What you will do ->
1. In the thistle thread, what does ksfarmer say to apply in the fall on the rosette stage?
2. Write out the part of the thistle thread that runs from "i've had good" up to and including "powered electric jobs.", copying it word for word.

Given passage ->
- - - - - - -

# Thistles



## L&Jfarms (Jul 16, 2008)

My pasture is being overtaken by thistles! We graze 60 head of beef cattle, and need all the grass we can get. The thistles are just overtaking the pasture. What can i do to STOP and KILL them?


----------



## ksfarmer (Apr 28, 2007)

L&Jfarms said:


> My pasture is being overtaken by thistles! We graze 60 head of beef cattle, and need all the grass we can get. The thistles are just overtaking the pasture. What can i do to STOP and KILL them?


Don't know where you are or what type of thistles you are talking about, but, around here we control thistles with spraying 2-4-D while small. In the fall a mix of 2-4-D and Tordon on the rosette stage gives very good results. Check with your local extension agent for specific recommendations.


----------



## L&Jfarms (Jul 16, 2008)

I live in eastern Iowa. Do i spot spray the thistles? What could i use to spray the entire pasture, and only have it kill the thistles?


----------



## rancher1913 (Dec 5, 2008)

i've had good luck spot spraying with 2-4-d. have to do it several times a season to get a good kill. the weaker the spray the better they will break off underground if you hit them with to strong a solution. it takes about a week and a half to know i've even sprayed.


----------



## genebo (Sep 12, 2004)

I spot spray the thistles we get here in Virginia with 2,4-D. It kills almost every type of broadleaf weeds and grass, including clover and lespedeza. That's why I spot spray. I want the clover and lespedeza.

I use a 4 gallon backpack sprayer with a hand pump. It does well, but if I had my druthers, I'd have one of the battery powered electric jobs.


----------



## DarleneJ (Jan 29, 2012)

Don't spray 'em, eat 'em...

[ame=http://www.youtube.com/watch?v=nAVZVqt2-kA&feature=related]Wild Thistle : Edible and Medicinal Uses - YouTube[/ame]

[ame=http://www.youtube.com/watch?v=h2UHyZi53Ts&feature=fvwrel]Identifying and Harvesting Wild Thistle - YouTube[/ame]


----------



## L&Jfarms (Jul 16, 2008)

Thanks for the help everybody! Looks like i will be spraying ALOT.


----------



## collegeboundgal (Jul 17, 2005)

I have a aunt who will walk the property with a shovel (the really narrow type) and dig them up by the roots as they come back every yr from the same root. all I can say is, that woman is an inspration for me...


----------



## myersfarm (Dec 24, 2004)

I use pruning shears long handle and thick leather gloves but i use the pruners to pick them up .I cut right next to the ground ..and just cut throw in my 4 wheeler trailer and take to one spot and burn if you do this they do not come back next year... also the dead plant will not be there to stick the cows.....I chopped cotton as a kid it is not that hard....


----------



## chamoisee (May 15, 2005)

Run one or two goats with the cattle. Goats love thistles.


----------



## Cindy in KY (May 10, 2002)

- - - - - - -

Data records ->
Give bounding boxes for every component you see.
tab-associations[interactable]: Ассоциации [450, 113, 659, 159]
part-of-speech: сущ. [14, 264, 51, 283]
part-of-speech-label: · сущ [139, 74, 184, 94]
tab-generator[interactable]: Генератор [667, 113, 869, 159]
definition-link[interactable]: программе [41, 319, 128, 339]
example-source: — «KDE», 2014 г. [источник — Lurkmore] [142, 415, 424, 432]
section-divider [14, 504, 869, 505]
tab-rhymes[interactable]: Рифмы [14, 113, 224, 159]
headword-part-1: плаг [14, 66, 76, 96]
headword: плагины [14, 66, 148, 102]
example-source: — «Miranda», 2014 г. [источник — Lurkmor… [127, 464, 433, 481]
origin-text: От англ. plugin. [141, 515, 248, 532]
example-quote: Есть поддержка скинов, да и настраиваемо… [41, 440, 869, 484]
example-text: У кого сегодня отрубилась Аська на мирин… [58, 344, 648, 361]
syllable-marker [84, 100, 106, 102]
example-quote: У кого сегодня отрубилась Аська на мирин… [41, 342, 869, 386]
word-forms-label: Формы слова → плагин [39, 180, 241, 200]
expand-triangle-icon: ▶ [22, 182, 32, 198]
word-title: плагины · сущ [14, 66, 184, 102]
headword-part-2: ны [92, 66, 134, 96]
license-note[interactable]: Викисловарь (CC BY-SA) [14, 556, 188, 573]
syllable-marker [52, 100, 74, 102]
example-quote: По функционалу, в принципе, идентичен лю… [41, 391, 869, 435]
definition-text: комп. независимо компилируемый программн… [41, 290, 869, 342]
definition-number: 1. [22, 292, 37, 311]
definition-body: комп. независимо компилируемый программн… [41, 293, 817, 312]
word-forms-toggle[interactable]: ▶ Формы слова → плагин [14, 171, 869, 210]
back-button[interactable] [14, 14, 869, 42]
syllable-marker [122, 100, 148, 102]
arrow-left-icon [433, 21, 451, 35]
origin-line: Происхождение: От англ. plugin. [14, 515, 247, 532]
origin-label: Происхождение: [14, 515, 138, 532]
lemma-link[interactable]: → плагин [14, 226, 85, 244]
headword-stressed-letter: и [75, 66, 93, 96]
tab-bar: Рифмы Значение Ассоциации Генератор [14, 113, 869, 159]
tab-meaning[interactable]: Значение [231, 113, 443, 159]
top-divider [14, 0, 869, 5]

- - - - - - -

Answers to each task ->
1. A mix of 2-4-D and Tordon.

2.
i've had good luck spot spraying with 2-4-d. have to do it several times a season to get a good kill. the weaker the spray the better they will break off underground if you hit them with to strong a solution. it takes about a week and a half to know i've even sprayed.


----------



## genebo (Sep 12, 2004)

I spot spray the thistles we get here in Virginia with 2,4-D. It kills almost every type of broadleaf weeds and grass, including clover and lespedeza. That's why I spot spray. I want the clover and lespedeza.

I use a 4 gallon backpack sprayer with a hand pump. It does well, but if I had my druthers, I'd have one of the battery powered electric jobs.